• _Instruction_
From the listing that follows, output everything exactly except the pictures.

-- START Provided data --

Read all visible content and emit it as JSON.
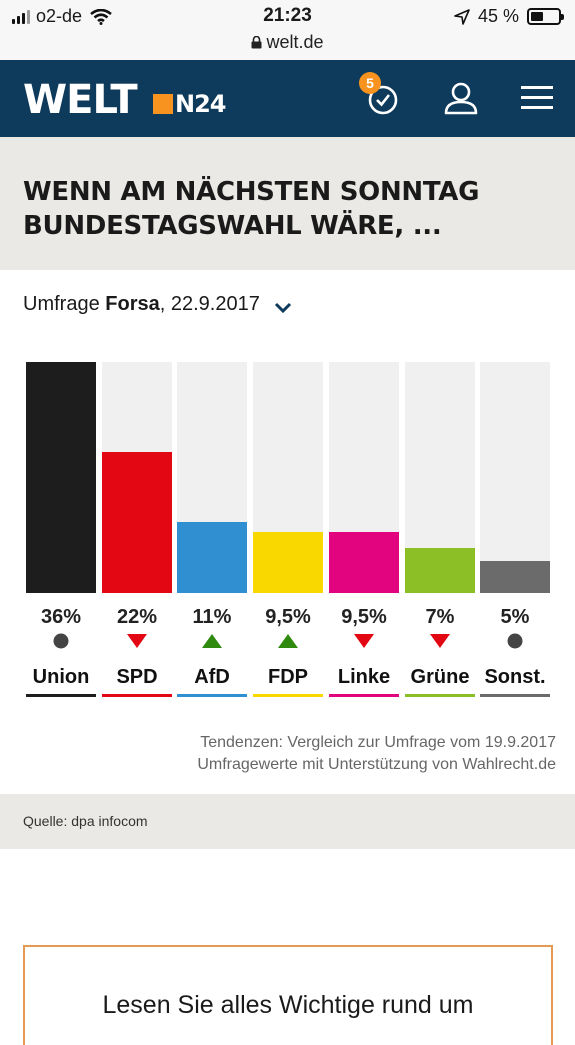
{
  "status_bar": {
    "carrier": "o2-de",
    "time": "21:23",
    "battery": "45 %",
    "battery_level": 0.45,
    "url": "welt.de"
  },
  "header": {
    "logo": "WELT",
    "logo_sub": "N24",
    "notification_count": "5",
    "brand_color": "#0e3a5b",
    "accent_color": "#f7931e"
  },
  "title": "WENN AM NÄCHSTEN SONNTAG BUNDESTAGSWAHL WÄRE, ...",
  "survey": {
    "prefix": "Umfrage",
    "institute": "Forsa",
    "date": ", 22.9.2017"
  },
  "chart_data": {
    "type": "bar",
    "categories": [
      "Union",
      "SPD",
      "AfD",
      "FDP",
      "Linke",
      "Grüne",
      "Sonst."
    ],
    "values": [
      36,
      22,
      11,
      9.5,
      9.5,
      7,
      5
    ],
    "labels": [
      "36%",
      "22%",
      "11%",
      "9,5%",
      "9,5%",
      "7%",
      "5%"
    ],
    "trends": [
      "neutral",
      "down",
      "up",
      "up",
      "down",
      "down",
      "neutral"
    ],
    "colors": [
      "#1d1d1d",
      "#e30613",
      "#2f8fd1",
      "#f9d800",
      "#e2037f",
      "#8cbf26",
      "#6b6b6b"
    ],
    "ylim": [
      0,
      36
    ]
  },
  "tendency_note": "Tendenzen: Vergleich zur Umfrage vom 19.9.2017",
  "support_note": "Umfragewerte mit Unterstützung von Wahlrecht.de",
  "source": "Quelle: dpa infocom",
  "promo": "Lesen Sie alles Wichtige rund um"
}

-- END Provided data --

• _Expected output_
Read all visible content and emit it as JSON.
{
  "status_bar": {
    "carrier": "o2-de",
    "time": "21:23",
    "battery": "45 %",
    "battery_level": 0.45,
    "url": "welt.de"
  },
  "header": {
    "logo": "WELT",
    "logo_sub": "N24",
    "notification_count": "5",
    "brand_color": "#0e3a5b",
    "accent_color": "#f7931e"
  },
  "title": "WENN AM NÄCHSTEN SONNTAG BUNDESTAGSWAHL WÄRE, ...",
  "survey": {
    "prefix": "Umfrage",
    "institute": "Forsa",
    "date": ", 22.9.2017"
  },
  "chart_data": {
    "type": "bar",
    "categories": [
      "Union",
      "SPD",
      "AfD",
      "FDP",
      "Linke",
      "Grüne",
      "Sonst."
    ],
    "values": [
      36,
      22,
      11,
      9.5,
      9.5,
      7,
      5
    ],
    "labels": [
      "36%",
      "22%",
      "11%",
      "9,5%",
      "9,5%",
      "7%",
      "5%"
    ],
    "trends": [
      "neutral",
      "down",
      "up",
      "up",
      "down",
      "down",
      "neutral"
    ],
    "colors": [
      "#1d1d1d",
      "#e30613",
      "#2f8fd1",
      "#f9d800",
      "#e2037f",
      "#8cbf26",
      "#6b6b6b"
    ],
    "ylim": [
      0,
      36
    ]
  },
  "tendency_note": "Tendenzen: Vergleich zur Umfrage vom 19.9.2017",
  "support_note": "Umfragewerte mit Unterstützung von Wahlrecht.de",
  "source": "Quelle: dpa infocom",
  "promo": "Lesen Sie alles Wichtige rund um"
}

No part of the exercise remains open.